» **Entries supplied**:
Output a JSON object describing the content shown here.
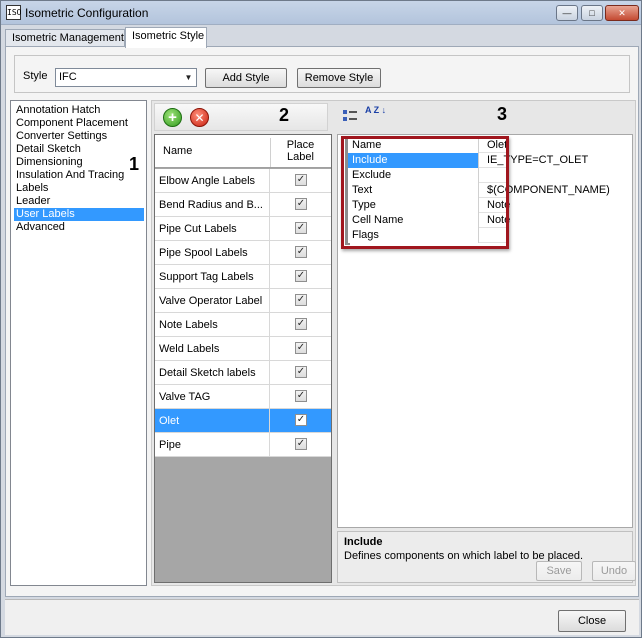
{
  "window": {
    "title": "Isometric Configuration",
    "app_icon_text": "ISO",
    "controls": {
      "minimize": "—",
      "maximize": "□",
      "close": "✕"
    }
  },
  "tabs": [
    {
      "label": "Isometric Management",
      "active": false
    },
    {
      "label": "Isometric Style",
      "active": true
    }
  ],
  "style_row": {
    "label": "Style",
    "selected": "IFC",
    "add_style": "Add Style",
    "remove_style": "Remove Style"
  },
  "tree": {
    "items": [
      "Annotation Hatch",
      "Component Placement",
      "Converter Settings",
      "Detail Sketch",
      "Dimensioning",
      "Insulation And Tracing",
      "Labels",
      "Leader",
      "User Labels",
      "Advanced"
    ],
    "selected": "User Labels"
  },
  "markers": {
    "one": "1",
    "two": "2",
    "three": "3"
  },
  "labels_grid": {
    "header_name": "Name",
    "header_place_line1": "Place",
    "header_place_line2": "Label",
    "rows": [
      {
        "name": "Elbow Angle Labels",
        "checked": "✓"
      },
      {
        "name": "Bend Radius and B...",
        "checked": "✓"
      },
      {
        "name": "Pipe Cut Labels",
        "checked": "✓"
      },
      {
        "name": "Pipe Spool Labels",
        "checked": "✓"
      },
      {
        "name": "Support Tag Labels",
        "checked": "✓"
      },
      {
        "name": "Valve Operator Label",
        "checked": "✓"
      },
      {
        "name": "Note Labels",
        "checked": "✓"
      },
      {
        "name": "Weld Labels",
        "checked": "✓"
      },
      {
        "name": "Detail Sketch labels",
        "checked": "✓"
      },
      {
        "name": "Valve TAG",
        "checked": "✓"
      },
      {
        "name": "Olet",
        "checked": "✓"
      },
      {
        "name": "Pipe",
        "checked": "✓"
      }
    ],
    "selected": "Olet"
  },
  "properties": {
    "rows": [
      {
        "name": "Name",
        "value": "Olet"
      },
      {
        "name": "Include",
        "value": "IE_TYPE=CT_OLET"
      },
      {
        "name": "Exclude",
        "value": ""
      },
      {
        "name": "Text",
        "value": "$(COMPONENT_NAME)"
      },
      {
        "name": "Type",
        "value": "Note"
      },
      {
        "name": "Cell Name",
        "value": "Note"
      },
      {
        "name": "Flags",
        "value": ""
      }
    ],
    "selected": "Include",
    "sort_icon_text": "A Z"
  },
  "description": {
    "title": "Include",
    "text": "Defines components on which label to be placed."
  },
  "buttons": {
    "save": "Save",
    "undo": "Undo",
    "close": "Close"
  },
  "colors": {
    "selection": "#3399ff",
    "highlight_border": "#a0161e"
  }
}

» **Problem details**:
Reproduce every line precisely as given, omitting all pictures.

» **Answer for this exercise**:
Output a JSON object describing the content shown here.
{
  "window": {
    "title": "Isometric Configuration",
    "app_icon_text": "ISO",
    "controls": {
      "minimize": "—",
      "maximize": "□",
      "close": "✕"
    }
  },
  "tabs": [
    {
      "label": "Isometric Management",
      "active": false
    },
    {
      "label": "Isometric Style",
      "active": true
    }
  ],
  "style_row": {
    "label": "Style",
    "selected": "IFC",
    "add_style": "Add Style",
    "remove_style": "Remove Style"
  },
  "tree": {
    "items": [
      "Annotation Hatch",
      "Component Placement",
      "Converter Settings",
      "Detail Sketch",
      "Dimensioning",
      "Insulation And Tracing",
      "Labels",
      "Leader",
      "User Labels",
      "Advanced"
    ],
    "selected": "User Labels"
  },
  "markers": {
    "one": "1",
    "two": "2",
    "three": "3"
  },
  "labels_grid": {
    "header_name": "Name",
    "header_place_line1": "Place",
    "header_place_line2": "Label",
    "rows": [
      {
        "name": "Elbow Angle Labels",
        "checked": "✓"
      },
      {
        "name": "Bend Radius and B...",
        "checked": "✓"
      },
      {
        "name": "Pipe Cut Labels",
        "checked": "✓"
      },
      {
        "name": "Pipe Spool Labels",
        "checked": "✓"
      },
      {
        "name": "Support Tag Labels",
        "checked": "✓"
      },
      {
        "name": "Valve Operator Label",
        "checked": "✓"
      },
      {
        "name": "Note Labels",
        "checked": "✓"
      },
      {
        "name": "Weld Labels",
        "checked": "✓"
      },
      {
        "name": "Detail Sketch labels",
        "checked": "✓"
      },
      {
        "name": "Valve TAG",
        "checked": "✓"
      },
      {
        "name": "Olet",
        "checked": "✓"
      },
      {
        "name": "Pipe",
        "checked": "✓"
      }
    ],
    "selected": "Olet"
  },
  "properties": {
    "rows": [
      {
        "name": "Name",
        "value": "Olet"
      },
      {
        "name": "Include",
        "value": "IE_TYPE=CT_OLET"
      },
      {
        "name": "Exclude",
        "value": ""
      },
      {
        "name": "Text",
        "value": "$(COMPONENT_NAME)"
      },
      {
        "name": "Type",
        "value": "Note"
      },
      {
        "name": "Cell Name",
        "value": "Note"
      },
      {
        "name": "Flags",
        "value": ""
      }
    ],
    "selected": "Include",
    "sort_icon_text": "A Z"
  },
  "description": {
    "title": "Include",
    "text": "Defines components on which label to be placed."
  },
  "buttons": {
    "save": "Save",
    "undo": "Undo",
    "close": "Close"
  },
  "colors": {
    "selection": "#3399ff",
    "highlight_border": "#a0161e"
  }
}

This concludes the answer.